What to do:
Copy the data that follows, exactly and completely.
= Beginning of Section =
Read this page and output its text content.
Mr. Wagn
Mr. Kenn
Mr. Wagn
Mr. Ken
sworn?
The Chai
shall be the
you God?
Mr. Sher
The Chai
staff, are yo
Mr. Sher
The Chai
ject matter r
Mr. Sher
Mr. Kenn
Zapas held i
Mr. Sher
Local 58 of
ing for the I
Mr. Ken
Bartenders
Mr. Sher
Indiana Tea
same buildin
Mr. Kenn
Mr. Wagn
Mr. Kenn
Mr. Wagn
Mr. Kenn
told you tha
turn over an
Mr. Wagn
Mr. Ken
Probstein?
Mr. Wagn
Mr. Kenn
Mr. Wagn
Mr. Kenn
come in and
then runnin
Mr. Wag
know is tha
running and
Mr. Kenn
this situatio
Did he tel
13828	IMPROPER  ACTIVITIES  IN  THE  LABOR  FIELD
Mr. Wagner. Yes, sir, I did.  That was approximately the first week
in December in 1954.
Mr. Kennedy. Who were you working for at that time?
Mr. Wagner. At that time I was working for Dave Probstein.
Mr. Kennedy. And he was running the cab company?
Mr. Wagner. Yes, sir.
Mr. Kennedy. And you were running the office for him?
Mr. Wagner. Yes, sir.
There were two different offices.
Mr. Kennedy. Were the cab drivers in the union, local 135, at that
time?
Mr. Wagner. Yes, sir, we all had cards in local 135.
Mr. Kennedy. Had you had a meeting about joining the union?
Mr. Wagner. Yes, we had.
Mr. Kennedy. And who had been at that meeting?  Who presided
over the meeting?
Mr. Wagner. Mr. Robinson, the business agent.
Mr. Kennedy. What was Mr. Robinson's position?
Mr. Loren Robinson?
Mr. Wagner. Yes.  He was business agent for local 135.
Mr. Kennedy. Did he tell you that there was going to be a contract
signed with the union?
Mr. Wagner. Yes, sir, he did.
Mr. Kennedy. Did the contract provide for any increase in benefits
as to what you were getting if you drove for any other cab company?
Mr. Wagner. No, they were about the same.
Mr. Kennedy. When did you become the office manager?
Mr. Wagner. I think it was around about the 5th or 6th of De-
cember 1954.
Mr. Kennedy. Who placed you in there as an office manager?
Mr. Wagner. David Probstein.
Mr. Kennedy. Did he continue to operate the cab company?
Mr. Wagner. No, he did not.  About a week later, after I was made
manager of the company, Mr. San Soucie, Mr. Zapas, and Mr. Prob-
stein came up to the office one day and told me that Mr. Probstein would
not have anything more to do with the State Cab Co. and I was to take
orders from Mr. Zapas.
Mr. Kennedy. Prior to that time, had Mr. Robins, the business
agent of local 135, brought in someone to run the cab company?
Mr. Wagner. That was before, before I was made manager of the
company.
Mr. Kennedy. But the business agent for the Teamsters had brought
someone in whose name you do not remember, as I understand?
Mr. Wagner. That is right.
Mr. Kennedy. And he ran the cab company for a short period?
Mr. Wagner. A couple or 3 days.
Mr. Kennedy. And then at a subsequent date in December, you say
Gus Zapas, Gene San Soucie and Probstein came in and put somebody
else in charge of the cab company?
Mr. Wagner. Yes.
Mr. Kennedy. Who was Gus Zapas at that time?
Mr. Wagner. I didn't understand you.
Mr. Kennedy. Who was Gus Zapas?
= End of Section =
Response to the exercise:
Read this page and output its text content.
Mr. Wagn
Mr. Kenn
Mr. Wagn
Mr. Ken
sworn?
The Chai
shall be the
you God?
Mr. Sher
The Chai
staff, are yo
Mr. Sher
The Chai
ject matter r
Mr. Sher
Mr. Kenn
Zapas held i
Mr. Sher
Local 58 of
ing for the I
Mr. Ken
Bartenders
Mr. Sher
Indiana Tea
same buildin
Mr. Kenn
Mr. Wagn
Mr. Kenn
Mr. Wagn
Mr. Kenn
told you tha
turn over an
Mr. Wagn
Mr. Ken
Probstein?
Mr. Wagn
Mr. Kenn
Mr. Wagn
Mr. Kenn
come in and
then runnin
Mr. Wag
know is tha
running and
Mr. Kenn
this situatio
Did he tel
13828	IMPROPER  ACTIVITIES  IN  THE  LABOR  FIELD
Mr. Wagner. Yes, sir, I did.  That was approximately the first week
in December in 1954.
Mr. Kennedy. Who were you working for at that time?
Mr. Wagner. At that time I was working for Dave Probstein.
Mr. Kennedy. And he was running the cab company?
Mr. Wagner. Yes, sir.
Mr. Kennedy. And you were running the office for him?
Mr. Wagner. Yes, sir.
There were two different offices.
Mr. Kennedy. Were the cab drivers in the union, local 135, at that
time?
Mr. Wagner. Yes, sir, we all had cards in local 135.
Mr. Kennedy. Had you had a meeting about joining the union?
Mr. Wagner. Yes, we had.
Mr. Kennedy. And who had been at that meeting?  Who presided
over the meeting?
Mr. Wagner. Mr. Robinson, the business agent.
Mr. Kennedy. What was Mr. Robinson's position?
Mr. Loren Robinson?
Mr. Wagner. Yes.  He was business agent for local 135.
Mr. Kennedy. Did he tell you that there was going to be a contract
signed with the union?
Mr. Wagner. Yes, sir, he did.
Mr. Kennedy. Did the contract provide for any increase in benefits
as to what you were getting if you drove for any other cab company?
Mr. Wagner. No, they were about the same.
Mr. Kennedy. When did you become the office manager?
Mr. Wagner. I think it was around about the 5th or 6th of De-
cember 1954.
Mr. Kennedy. Who placed you in there as an office manager?
Mr. Wagner. David Probstein.
Mr. Kennedy. Did he continue to operate the cab company?
Mr. Wagner. No, he did not.  About a week later, after I was made
manager of the company, Mr. San Soucie, Mr. Zapas, and Mr. Prob-
stein came up to the office one day and told me that Mr. Probstein would
not have anything more to do with the State Cab Co. and I was to take
orders from Mr. Zapas.
Mr. Kennedy. Prior to that time, had Mr. Robins, the business
agent of local 135, brought in someone to run the cab company?
Mr. Wagner. That was before, before I was made manager of the
company.
Mr. Kennedy. But the business agent for the Teamsters had brought
someone in whose name you do not remember, as I understand?
Mr. Wagner. That is right.
Mr. Kennedy. And he ran the cab company for a short period?
Mr. Wagner. A couple or 3 days.
Mr. Kennedy. And then at a subsequent date in December, you say
Gus Zapas, Gene San Soucie and Probstein came in and put somebody
else in charge of the cab company?
Mr. Wagner. Yes.
Mr. Kennedy. Who was Gus Zapas at that time?
Mr. Wagner. I didn't understand you.
Mr. Kennedy. Who was Gus Zapas?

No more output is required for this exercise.